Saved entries
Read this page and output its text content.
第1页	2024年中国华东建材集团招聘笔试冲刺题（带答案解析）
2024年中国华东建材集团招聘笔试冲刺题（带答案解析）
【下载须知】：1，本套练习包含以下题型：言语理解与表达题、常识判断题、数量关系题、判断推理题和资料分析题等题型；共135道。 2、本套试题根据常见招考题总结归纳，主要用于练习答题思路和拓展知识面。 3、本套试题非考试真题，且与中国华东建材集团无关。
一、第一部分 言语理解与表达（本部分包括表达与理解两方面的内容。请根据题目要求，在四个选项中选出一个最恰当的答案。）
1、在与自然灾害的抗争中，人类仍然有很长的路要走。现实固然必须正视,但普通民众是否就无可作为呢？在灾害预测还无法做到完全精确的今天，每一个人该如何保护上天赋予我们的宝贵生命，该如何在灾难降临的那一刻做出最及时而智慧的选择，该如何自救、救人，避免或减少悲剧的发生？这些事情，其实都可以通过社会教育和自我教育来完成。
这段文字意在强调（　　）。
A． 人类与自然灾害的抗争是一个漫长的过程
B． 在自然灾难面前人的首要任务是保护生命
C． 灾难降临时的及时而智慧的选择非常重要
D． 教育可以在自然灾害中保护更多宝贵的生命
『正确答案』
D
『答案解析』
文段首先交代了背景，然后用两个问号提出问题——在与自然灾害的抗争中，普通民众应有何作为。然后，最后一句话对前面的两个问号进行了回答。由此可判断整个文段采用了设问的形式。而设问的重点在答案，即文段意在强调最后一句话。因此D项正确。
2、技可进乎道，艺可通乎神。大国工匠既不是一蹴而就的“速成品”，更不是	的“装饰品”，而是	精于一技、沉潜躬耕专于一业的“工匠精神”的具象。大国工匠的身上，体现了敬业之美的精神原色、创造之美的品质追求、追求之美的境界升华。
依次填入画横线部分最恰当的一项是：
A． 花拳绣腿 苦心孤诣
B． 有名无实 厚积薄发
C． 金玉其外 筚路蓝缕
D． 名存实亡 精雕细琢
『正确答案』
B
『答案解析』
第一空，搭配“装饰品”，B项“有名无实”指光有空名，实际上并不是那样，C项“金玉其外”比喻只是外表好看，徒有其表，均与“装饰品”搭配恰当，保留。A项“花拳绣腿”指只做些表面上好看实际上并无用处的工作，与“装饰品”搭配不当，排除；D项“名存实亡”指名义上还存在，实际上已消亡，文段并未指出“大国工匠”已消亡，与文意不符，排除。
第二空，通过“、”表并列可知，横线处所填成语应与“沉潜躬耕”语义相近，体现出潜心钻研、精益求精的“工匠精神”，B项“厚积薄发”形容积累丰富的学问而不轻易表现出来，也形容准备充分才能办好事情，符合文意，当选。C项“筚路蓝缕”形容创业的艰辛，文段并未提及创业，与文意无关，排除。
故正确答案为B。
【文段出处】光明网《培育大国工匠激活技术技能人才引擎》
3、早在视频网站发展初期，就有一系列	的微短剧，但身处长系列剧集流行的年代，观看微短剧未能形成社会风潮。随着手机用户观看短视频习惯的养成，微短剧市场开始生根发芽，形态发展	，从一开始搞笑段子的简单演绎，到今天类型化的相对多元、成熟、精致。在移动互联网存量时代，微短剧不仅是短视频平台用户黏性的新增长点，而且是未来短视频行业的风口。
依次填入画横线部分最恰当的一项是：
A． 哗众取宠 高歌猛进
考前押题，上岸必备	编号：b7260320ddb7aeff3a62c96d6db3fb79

* TASK REQUIREMENTS
Copy each record from above without leaving any out.

* SOLVED PROBLEM
Read this page and output its text content.
第1页	2024年中国华东建材集团招聘笔试冲刺题（带答案解析）
2024年中国华东建材集团招聘笔试冲刺题（带答案解析）
【下载须知】：1，本套练习包含以下题型：言语理解与表达题、常识判断题、数量关系题、判断推理题和资料分析题等题型；共135道。 2、本套试题根据常见招考题总结归纳，主要用于练习答题思路和拓展知识面。 3、本套试题非考试真题，且与中国华东建材集团无关。
一、第一部分 言语理解与表达（本部分包括表达与理解两方面的内容。请根据题目要求，在四个选项中选出一个最恰当的答案。）
1、在与自然灾害的抗争中，人类仍然有很长的路要走。现实固然必须正视,但普通民众是否就无可作为呢？在灾害预测还无法做到完全精确的今天，每一个人该如何保护上天赋予我们的宝贵生命，该如何在灾难降临的那一刻做出最及时而智慧的选择，该如何自救、救人，避免或减少悲剧的发生？这些事情，其实都可以通过社会教育和自我教育来完成。
这段文字意在强调（　　）。
A． 人类与自然灾害的抗争是一个漫长的过程
B． 在自然灾难面前人的首要任务是保护生命
C． 灾难降临时的及时而智慧的选择非常重要
D． 教育可以在自然灾害中保护更多宝贵的生命
『正确答案』
D
『答案解析』
文段首先交代了背景，然后用两个问号提出问题——在与自然灾害的抗争中，普通民众应有何作为。然后，最后一句话对前面的两个问号进行了回答。由此可判断整个文段采用了设问的形式。而设问的重点在答案，即文段意在强调最后一句话。因此D项正确。
2、技可进乎道，艺可通乎神。大国工匠既不是一蹴而就的“速成品”，更不是	的“装饰品”，而是	精于一技、沉潜躬耕专于一业的“工匠精神”的具象。大国工匠的身上，体现了敬业之美的精神原色、创造之美的品质追求、追求之美的境界升华。
依次填入画横线部分最恰当的一项是：
A． 花拳绣腿 苦心孤诣
B． 有名无实 厚积薄发
C． 金玉其外 筚路蓝缕
D． 名存实亡 精雕细琢
『正确答案』
B
『答案解析』
第一空，搭配“装饰品”，B项“有名无实”指光有空名，实际上并不是那样，C项“金玉其外”比喻只是外表好看，徒有其表，均与“装饰品”搭配恰当，保留。A项“花拳绣腿”指只做些表面上好看实际上并无用处的工作，与“装饰品”搭配不当，排除；D项“名存实亡”指名义上还存在，实际上已消亡，文段并未指出“大国工匠”已消亡，与文意不符，排除。
第二空，通过“、”表并列可知，横线处所填成语应与“沉潜躬耕”语义相近，体现出潜心钻研、精益求精的“工匠精神”，B项“厚积薄发”形容积累丰富的学问而不轻易表现出来，也形容准备充分才能办好事情，符合文意，当选。C项“筚路蓝缕”形容创业的艰辛，文段并未提及创业，与文意无关，排除。
故正确答案为B。
【文段出处】光明网《培育大国工匠激活技术技能人才引擎》
3、早在视频网站发展初期，就有一系列	的微短剧，但身处长系列剧集流行的年代，观看微短剧未能形成社会风潮。随着手机用户观看短视频习惯的养成，微短剧市场开始生根发芽，形态发展	，从一开始搞笑段子的简单演绎，到今天类型化的相对多元、成熟、精致。在移动互联网存量时代，微短剧不仅是短视频平台用户黏性的新增长点，而且是未来短视频行业的风口。
依次填入画横线部分最恰当的一项是：
A． 哗众取宠 高歌猛进
考前押题，上岸必备	编号：b7260320ddb7aeff3a62c96d6db3fb79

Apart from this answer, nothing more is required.